▸ **GIVEN DATA**
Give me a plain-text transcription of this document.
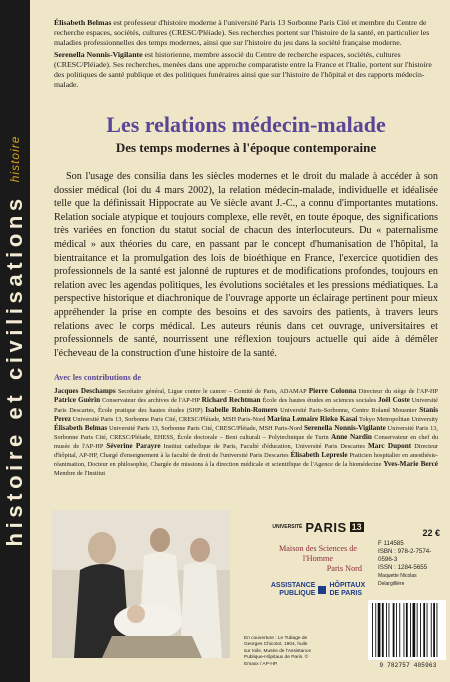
histoire et civilisations
histoire

Élisabeth Belmas est professeur d'histoire moderne à l'université Paris 13 Sorbonne Paris Cité et membre du Centre de recherche espaces, sociétés, cultures (CRESC/Pléiade). Ses recherches portent sur l'histoire de la santé, en particulier les maladies professionnelles des temps modernes, ainsi que sur l'histoire du jeu dans la société française moderne.

Serenella Nonnis-Vigilante est historienne, membre associé du Centre de recherche espaces, sociétés, cultures (CRESC/Pléiade). Ses recherches, menées dans une approche comparatiste entre la France et l'Italie, portent sur l'histoire des politiques de santé publique et des politiques funéraires ainsi que sur l'histoire de l'hôpital et des rapports médecin-malade.

Les relations médecin-malade
Des temps modernes à l'époque contemporaine
Son l'usage des consilia dans les siècles modernes et le droit du malade à accéder à son dossier médical (loi du 4 mars 2002), la relation médecin-malade, individuelle et idéalisée telle que la définissait Hippocrate au Ve siècle avant J.-C., a connu d'importantes mutations. Relation sociale atypique et toujours complexe, elle revêt, en toute époque, des significations très variées en fonction du statut social de chacun des interlocuteurs. Du « paternalisme médical » aux théories du care, en passant par le concept d'humanisation de l'hôpital, la bientraitance et la promulgation des lois de bioéthique en France, l'exercice quotidien des professionnels de la santé est jalonné de ruptures et de modifications profondes, toujours en relation avec les agendas politiques, les évolutions sociétales et les pressions médiatiques. La perspective historique et diachronique de l'ouvrage apporte un éclairage pertinent pour mieux appréhender la prise en compte des besoins et des savoirs des patients, à travers leurs relations avec le corps médical. Les auteurs réunis dans cet ouvrage, universitaires et professionnels de santé, nourrissent une réflexion toujours actuelle qui aide à démêler l'écheveau de la construction d'une histoire de la santé.
Avec les contributions de
Jacques Deschamps Secrétaire général, Ligue contre le cancer – Comité de Paris, ADAMAP Pierre Colonna Directeur du siège de l'AP-HP Patrice Guérin Conservateur des archives de l'AP-HP Richard Rechtman École des hautes études en sciences sociales Joël Coste Université Paris Descartes, École pratique des hautes études (SHP) Isabelle Robin-Romero Université Paris-Sorbonne, Centre Roland Mousnier Stanis Perez Université Paris 13, Sorbonne Paris Cité, CRESC/Pléiade, MSH Paris-Nord Marina Lemaire Rieko Kasai Tokyo Metropolitan University Élisabeth Belmas Université Paris 13, Sorbonne Paris Cité, CRESC/Pléiade, MSH Paris-Nord Serenella Nonnis-Vigilante Université Paris 13, Sorbonne Paris Cité, CRESC/Pléiade, EHESS, École doctorale – Beni culturali – Polytechnique de Turin Anne Nardin Conservateur en chef du musée de l'AP-HP Séverine Parayre Institut catholique de Paris, Faculté d'éducation, Université Paris Descartes Marc Dupont Directeur d'hôpital, AP-HP, Chargé d'enseignement à la faculté de droit de l'université Paris Descartes Élisabeth Lepresle Praticien hospitalier en anesthésie-réanimation, Docteur en philosophie, Chargée de missions à la direction médicale et scientifique de l'Agence de la biomédecine Yves-Marie Bercé Membre de l'Institut
En couverture : Le Tubage de Georges Chicotot, 1904, huile sur toile, Musée de l'Assistance Publique-Hôpitaux de Paris. © Emaxx / AP-HP.
UNIVERSITÉ PARIS 13
Maison des Sciences de l'Homme
Paris Nord
ASSISTANCE
PUBLIQUE
HÔPITAUX
DE PARIS
22 €
F 114585
ISBN : 978-2-7574-0596-3
ISSN : 1284-5655
Maquette Nicolas Delargillière
9 782757 405963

▸ **EXERCISE OBJECTIVE**
Your answer must consist of every line in the listing that contains "époque".

▸ **RESPONSE AREA**
Des temps modernes à l'époque contemporaine
Son l'usage des consilia dans les siècles modernes et le droit du malade à accéder à son dossier médical (loi du 4 mars 2002), la relation médecin-malade, individuelle et idéalisée telle que la définissait Hippocrate au Ve siècle avant J.-C., a connu d'importantes mutations. Relation sociale atypique et toujours complexe, elle revêt, en toute époque, des significations très variées en fonction du statut social de chacun des interlocuteurs. Du « paternalisme médical » aux théories du care, en passant par le concept d'humanisation de l'hôpital, la bientraitance et la promulgation des lois de bioéthique en France, l'exercice quotidien des professionnels de la santé est jalonné de ruptures et de modifications profondes, toujours en relation avec les agendas politiques, les évolutions sociétales et les pressions médiatiques. La perspective historique et diachronique de l'ouvrage apporte un éclairage pertinent pour mieux appréhender la prise en compte des besoins et des savoirs des patients, à travers leurs relations avec le corps médical. Les auteurs réunis dans cet ouvrage, universitaires et professionnels de santé, nourrissent une réflexion toujours actuelle qui aide à démêler l'écheveau de la construction d'une histoire de la santé.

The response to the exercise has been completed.